- Problem description
Each line of the data that includes the string "structure" is to be copied out.

--- BEGIN Material for this task ---

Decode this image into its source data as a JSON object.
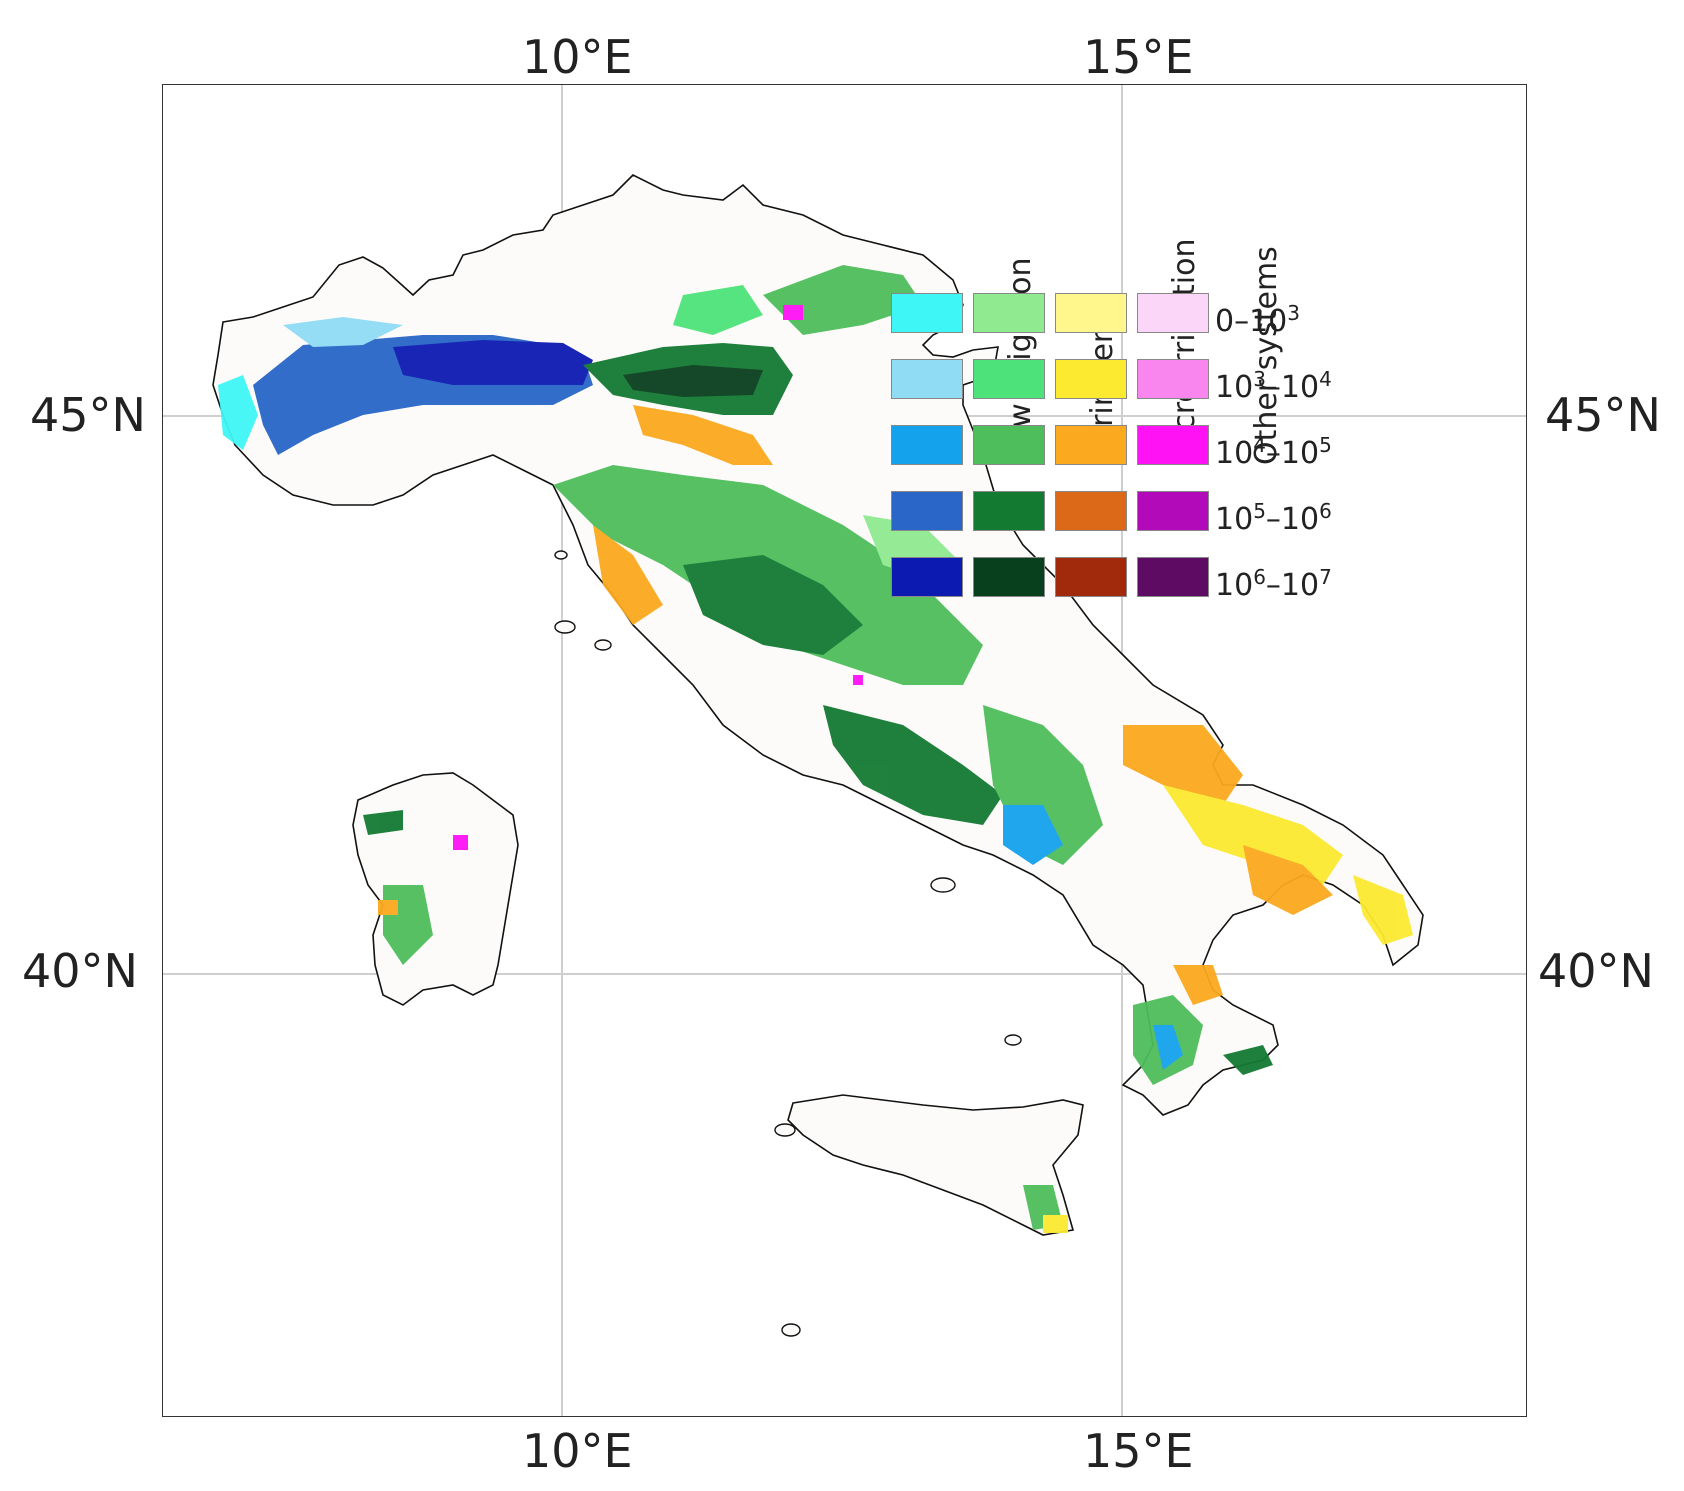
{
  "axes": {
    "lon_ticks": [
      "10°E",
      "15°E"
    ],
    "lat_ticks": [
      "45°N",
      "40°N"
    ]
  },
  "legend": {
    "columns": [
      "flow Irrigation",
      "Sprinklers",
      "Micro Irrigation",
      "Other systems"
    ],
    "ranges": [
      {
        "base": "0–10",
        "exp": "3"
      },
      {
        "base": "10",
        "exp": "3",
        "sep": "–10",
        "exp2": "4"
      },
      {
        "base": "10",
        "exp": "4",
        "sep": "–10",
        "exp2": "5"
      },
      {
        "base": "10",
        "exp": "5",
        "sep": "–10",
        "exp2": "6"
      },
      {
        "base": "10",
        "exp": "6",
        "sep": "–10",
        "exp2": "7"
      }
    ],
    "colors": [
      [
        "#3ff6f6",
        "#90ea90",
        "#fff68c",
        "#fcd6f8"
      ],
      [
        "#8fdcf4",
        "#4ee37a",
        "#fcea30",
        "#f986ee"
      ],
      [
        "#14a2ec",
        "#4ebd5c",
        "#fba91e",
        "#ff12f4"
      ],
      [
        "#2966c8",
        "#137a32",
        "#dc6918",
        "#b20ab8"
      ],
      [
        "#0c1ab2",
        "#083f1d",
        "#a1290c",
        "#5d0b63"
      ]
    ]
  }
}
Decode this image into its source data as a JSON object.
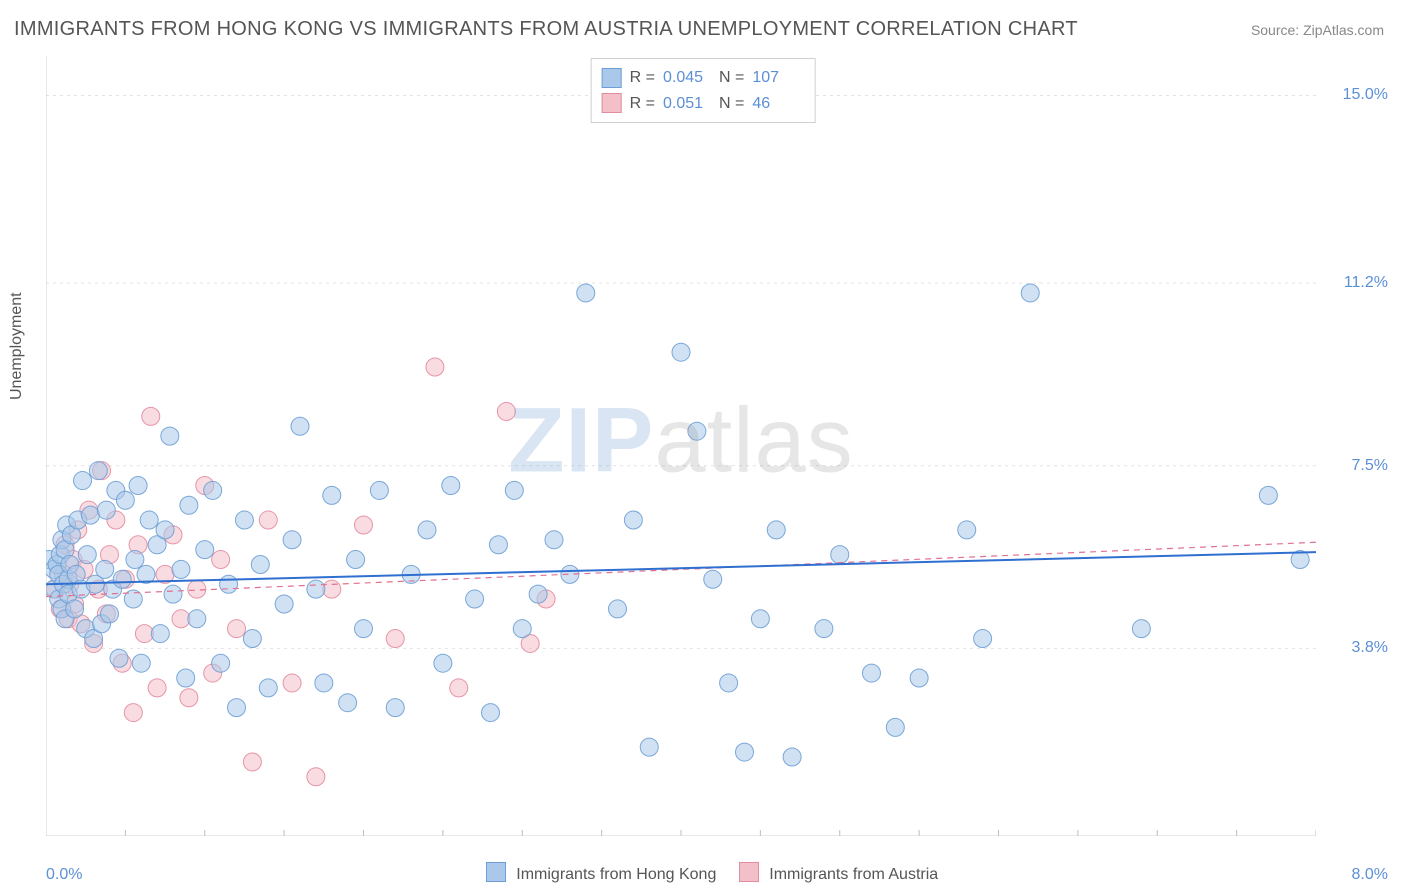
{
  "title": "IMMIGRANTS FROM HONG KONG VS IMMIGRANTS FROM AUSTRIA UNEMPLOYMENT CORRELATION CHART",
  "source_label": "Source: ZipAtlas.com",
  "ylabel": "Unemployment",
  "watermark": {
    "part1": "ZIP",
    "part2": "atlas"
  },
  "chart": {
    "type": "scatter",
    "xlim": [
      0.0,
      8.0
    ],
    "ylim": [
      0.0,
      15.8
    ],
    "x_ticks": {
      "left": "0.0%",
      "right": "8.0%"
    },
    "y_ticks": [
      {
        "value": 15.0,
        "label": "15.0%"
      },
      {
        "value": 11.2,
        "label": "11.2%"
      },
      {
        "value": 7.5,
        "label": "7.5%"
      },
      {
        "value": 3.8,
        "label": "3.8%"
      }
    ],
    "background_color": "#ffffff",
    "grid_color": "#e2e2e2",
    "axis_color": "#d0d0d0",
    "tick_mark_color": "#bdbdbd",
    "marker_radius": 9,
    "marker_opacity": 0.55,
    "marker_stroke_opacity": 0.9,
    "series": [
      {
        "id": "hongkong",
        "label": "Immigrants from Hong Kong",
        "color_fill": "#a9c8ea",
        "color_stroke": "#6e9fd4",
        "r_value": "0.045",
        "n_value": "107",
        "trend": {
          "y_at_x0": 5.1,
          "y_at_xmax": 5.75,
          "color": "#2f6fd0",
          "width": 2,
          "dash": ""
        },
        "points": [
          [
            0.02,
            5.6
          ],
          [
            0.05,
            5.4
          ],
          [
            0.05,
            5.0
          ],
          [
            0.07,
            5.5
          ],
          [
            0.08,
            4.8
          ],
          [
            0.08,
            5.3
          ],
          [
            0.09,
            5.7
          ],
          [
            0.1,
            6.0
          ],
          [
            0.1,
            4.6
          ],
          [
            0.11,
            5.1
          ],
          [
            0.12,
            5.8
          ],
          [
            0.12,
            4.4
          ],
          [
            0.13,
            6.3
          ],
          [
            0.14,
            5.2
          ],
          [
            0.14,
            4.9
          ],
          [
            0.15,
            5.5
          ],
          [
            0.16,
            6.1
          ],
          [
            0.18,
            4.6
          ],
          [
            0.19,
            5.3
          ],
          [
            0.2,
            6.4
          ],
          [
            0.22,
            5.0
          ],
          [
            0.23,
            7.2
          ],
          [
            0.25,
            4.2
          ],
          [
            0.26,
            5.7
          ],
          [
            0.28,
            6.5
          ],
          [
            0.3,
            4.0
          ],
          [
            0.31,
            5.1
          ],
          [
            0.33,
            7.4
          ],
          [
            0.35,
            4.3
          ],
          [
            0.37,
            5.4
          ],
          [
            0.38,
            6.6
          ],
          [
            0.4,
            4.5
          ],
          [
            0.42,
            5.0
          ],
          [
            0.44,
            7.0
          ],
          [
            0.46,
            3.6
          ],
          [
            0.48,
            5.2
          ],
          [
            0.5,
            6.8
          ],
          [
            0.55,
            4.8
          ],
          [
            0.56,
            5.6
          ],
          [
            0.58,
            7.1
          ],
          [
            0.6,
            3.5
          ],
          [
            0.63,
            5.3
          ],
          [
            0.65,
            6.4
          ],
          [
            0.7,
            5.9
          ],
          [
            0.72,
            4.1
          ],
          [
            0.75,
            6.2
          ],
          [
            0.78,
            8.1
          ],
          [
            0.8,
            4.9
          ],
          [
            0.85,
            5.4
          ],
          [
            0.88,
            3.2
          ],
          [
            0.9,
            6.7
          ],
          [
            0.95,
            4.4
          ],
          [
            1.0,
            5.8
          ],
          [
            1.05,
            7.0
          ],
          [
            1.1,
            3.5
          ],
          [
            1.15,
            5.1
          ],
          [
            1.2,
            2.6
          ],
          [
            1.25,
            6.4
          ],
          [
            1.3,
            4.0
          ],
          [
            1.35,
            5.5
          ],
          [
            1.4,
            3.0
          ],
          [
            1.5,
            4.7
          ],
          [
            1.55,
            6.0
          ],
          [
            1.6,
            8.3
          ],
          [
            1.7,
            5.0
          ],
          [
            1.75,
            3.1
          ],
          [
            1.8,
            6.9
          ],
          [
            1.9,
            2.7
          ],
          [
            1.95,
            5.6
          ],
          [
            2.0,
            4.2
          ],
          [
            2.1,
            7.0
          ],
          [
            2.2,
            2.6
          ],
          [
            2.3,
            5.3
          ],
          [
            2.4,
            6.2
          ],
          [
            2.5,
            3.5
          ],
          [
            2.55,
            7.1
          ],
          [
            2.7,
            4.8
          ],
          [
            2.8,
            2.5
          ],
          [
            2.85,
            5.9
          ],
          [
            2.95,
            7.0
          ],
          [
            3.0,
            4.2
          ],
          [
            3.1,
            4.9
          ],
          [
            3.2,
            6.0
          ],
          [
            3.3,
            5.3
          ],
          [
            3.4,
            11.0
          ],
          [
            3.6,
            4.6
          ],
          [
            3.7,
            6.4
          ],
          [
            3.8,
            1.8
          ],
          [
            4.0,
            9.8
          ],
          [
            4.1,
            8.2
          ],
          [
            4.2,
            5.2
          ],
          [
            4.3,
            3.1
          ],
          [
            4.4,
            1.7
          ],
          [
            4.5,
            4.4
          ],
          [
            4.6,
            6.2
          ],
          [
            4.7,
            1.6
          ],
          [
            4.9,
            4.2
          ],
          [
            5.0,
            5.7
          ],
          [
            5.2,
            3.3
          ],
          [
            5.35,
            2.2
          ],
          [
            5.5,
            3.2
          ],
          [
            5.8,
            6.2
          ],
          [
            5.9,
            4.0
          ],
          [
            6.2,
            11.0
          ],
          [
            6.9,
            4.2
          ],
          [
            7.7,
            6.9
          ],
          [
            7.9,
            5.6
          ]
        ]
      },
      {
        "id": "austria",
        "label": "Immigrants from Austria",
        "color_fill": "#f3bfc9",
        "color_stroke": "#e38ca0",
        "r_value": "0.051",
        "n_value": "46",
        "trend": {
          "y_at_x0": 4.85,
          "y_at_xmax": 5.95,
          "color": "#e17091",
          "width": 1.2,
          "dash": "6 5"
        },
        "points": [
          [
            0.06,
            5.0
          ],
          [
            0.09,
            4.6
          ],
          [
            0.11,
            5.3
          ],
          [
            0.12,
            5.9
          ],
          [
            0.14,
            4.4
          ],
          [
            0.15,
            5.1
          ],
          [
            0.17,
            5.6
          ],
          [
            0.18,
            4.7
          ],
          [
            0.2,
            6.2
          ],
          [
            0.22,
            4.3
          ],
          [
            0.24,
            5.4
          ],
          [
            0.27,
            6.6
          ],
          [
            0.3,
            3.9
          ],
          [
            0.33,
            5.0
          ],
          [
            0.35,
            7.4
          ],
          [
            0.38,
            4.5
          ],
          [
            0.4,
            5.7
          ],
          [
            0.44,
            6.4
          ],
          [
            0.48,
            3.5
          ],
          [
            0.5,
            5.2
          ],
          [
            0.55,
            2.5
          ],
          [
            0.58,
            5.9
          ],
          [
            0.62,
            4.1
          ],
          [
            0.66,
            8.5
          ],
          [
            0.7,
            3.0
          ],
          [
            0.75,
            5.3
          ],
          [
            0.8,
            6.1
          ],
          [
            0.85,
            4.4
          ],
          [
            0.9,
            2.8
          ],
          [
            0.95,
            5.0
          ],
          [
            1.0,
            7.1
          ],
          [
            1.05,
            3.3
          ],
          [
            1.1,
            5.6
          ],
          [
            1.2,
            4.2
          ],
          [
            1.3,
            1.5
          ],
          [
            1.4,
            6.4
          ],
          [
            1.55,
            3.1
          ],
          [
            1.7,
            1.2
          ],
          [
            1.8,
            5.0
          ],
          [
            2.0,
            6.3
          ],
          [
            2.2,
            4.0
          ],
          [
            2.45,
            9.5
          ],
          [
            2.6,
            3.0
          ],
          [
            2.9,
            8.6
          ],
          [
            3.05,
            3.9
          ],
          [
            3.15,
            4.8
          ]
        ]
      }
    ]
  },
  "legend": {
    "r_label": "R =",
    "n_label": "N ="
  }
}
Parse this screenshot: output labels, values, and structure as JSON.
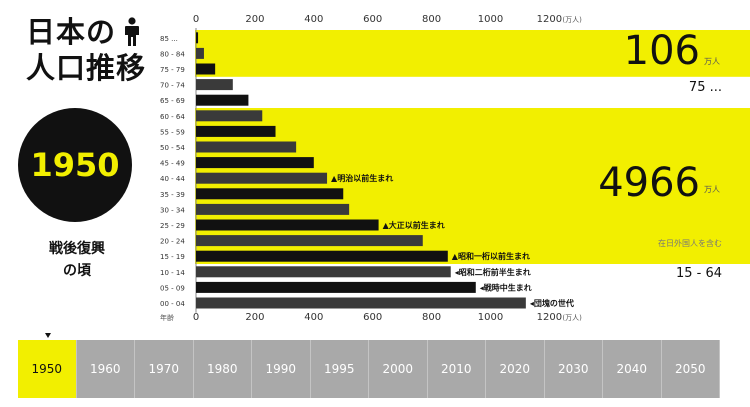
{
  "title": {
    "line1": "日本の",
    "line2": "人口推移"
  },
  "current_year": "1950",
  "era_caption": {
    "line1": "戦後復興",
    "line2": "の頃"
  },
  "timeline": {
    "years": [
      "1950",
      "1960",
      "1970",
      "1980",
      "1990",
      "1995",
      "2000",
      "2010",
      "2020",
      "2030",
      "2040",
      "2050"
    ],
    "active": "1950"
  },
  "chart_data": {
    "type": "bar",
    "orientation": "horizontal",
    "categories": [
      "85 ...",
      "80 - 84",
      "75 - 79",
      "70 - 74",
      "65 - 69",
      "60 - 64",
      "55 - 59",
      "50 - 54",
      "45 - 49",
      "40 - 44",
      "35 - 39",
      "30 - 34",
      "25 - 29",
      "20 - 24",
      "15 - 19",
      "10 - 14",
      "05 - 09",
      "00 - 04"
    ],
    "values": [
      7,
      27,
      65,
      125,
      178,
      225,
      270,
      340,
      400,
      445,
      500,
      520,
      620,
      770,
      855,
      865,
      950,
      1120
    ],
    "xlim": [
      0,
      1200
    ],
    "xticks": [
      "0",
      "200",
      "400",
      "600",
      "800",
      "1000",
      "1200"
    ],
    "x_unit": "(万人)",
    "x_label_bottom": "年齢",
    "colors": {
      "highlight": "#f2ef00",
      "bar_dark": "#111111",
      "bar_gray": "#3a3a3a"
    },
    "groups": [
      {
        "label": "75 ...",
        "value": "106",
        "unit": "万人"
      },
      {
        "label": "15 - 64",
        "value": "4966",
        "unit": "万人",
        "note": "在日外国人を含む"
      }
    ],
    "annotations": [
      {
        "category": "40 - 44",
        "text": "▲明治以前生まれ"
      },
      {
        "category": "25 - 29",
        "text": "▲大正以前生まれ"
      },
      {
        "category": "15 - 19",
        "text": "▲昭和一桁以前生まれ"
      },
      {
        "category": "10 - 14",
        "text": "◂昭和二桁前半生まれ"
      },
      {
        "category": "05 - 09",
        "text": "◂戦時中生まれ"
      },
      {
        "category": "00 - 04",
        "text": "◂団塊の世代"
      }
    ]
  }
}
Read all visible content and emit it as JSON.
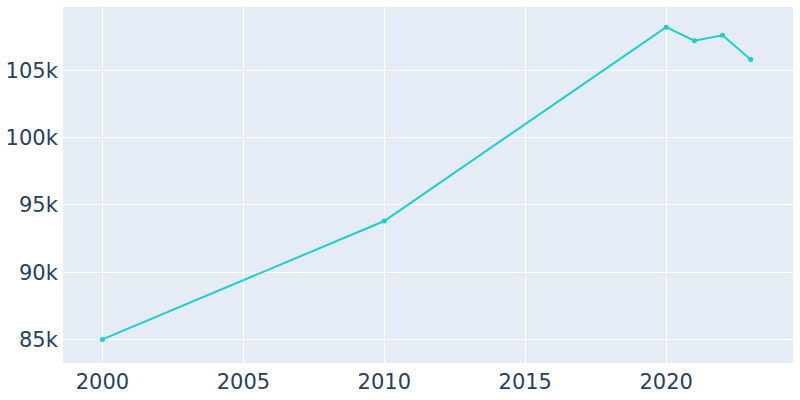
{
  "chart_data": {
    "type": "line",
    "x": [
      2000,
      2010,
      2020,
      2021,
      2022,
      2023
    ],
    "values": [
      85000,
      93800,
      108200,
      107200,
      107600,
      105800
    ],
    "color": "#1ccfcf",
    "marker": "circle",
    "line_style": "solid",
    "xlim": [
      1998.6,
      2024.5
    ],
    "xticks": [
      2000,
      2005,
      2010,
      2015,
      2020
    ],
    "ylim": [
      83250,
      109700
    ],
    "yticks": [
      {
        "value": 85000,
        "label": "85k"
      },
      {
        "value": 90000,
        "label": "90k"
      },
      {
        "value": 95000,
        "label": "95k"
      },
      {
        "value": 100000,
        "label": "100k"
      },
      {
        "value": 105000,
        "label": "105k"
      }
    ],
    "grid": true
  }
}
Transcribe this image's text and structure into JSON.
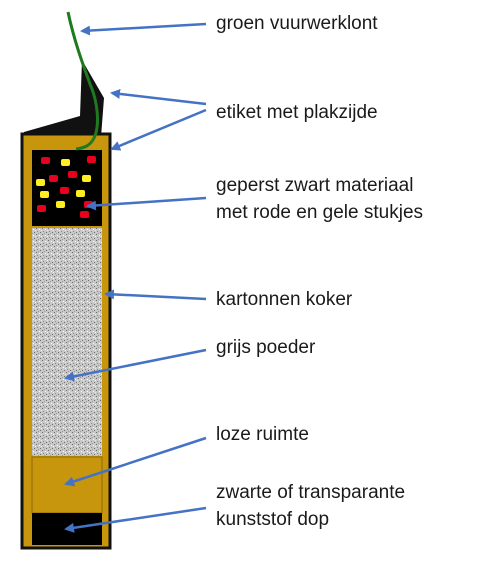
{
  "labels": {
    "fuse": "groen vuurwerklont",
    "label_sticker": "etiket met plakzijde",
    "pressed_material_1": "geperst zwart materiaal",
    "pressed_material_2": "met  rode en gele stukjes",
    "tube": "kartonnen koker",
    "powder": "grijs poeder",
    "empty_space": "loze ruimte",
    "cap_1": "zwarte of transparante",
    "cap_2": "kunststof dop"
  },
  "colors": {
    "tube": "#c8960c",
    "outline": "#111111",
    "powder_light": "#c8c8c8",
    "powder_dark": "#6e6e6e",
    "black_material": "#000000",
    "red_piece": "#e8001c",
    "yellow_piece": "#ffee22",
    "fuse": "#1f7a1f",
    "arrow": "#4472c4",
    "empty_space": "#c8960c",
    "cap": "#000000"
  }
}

--- END Material for this task ---

- Right answer
Parse this screenshot: output labels, values, and structure as JSON.
Transcribe this image's text and structure into JSON.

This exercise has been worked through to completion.